_Written task_: Copy every line of the entries that includes the word "在家庭教育中".

───── Stored records

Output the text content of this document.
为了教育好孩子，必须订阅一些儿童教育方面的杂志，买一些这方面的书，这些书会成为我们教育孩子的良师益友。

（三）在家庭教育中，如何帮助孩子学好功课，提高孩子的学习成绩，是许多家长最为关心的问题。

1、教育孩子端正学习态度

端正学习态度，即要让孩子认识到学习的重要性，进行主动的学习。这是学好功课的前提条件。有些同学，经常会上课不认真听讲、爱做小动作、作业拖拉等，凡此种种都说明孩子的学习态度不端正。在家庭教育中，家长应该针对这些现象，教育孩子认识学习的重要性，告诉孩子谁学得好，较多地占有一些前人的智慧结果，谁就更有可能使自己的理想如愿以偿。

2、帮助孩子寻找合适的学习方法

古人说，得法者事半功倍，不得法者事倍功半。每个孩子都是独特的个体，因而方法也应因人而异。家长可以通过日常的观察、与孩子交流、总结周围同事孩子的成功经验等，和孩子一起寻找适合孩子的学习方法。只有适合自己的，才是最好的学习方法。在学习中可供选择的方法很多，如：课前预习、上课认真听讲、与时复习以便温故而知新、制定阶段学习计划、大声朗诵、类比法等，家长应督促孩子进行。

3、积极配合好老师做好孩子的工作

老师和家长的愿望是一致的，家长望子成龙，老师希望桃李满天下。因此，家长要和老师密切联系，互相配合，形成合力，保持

──────────

_Task result_:
（三）在家庭教育中，如何帮助孩子学好功课，提高孩子的学习成绩，是许多家长最为关心的问题。
端正学习态度，即要让孩子认识到学习的重要性，进行主动的学习。这是学好功课的前提条件。有些同学，经常会上课不认真听讲、爱做小动作、作业拖拉等，凡此种种都说明孩子的学习态度不端正。在家庭教育中，家长应该针对这些现象，教育孩子认识学习的重要性，告诉孩子谁学得好，较多地占有一些前人的智慧结果，谁就更有可能使自己的理想如愿以偿。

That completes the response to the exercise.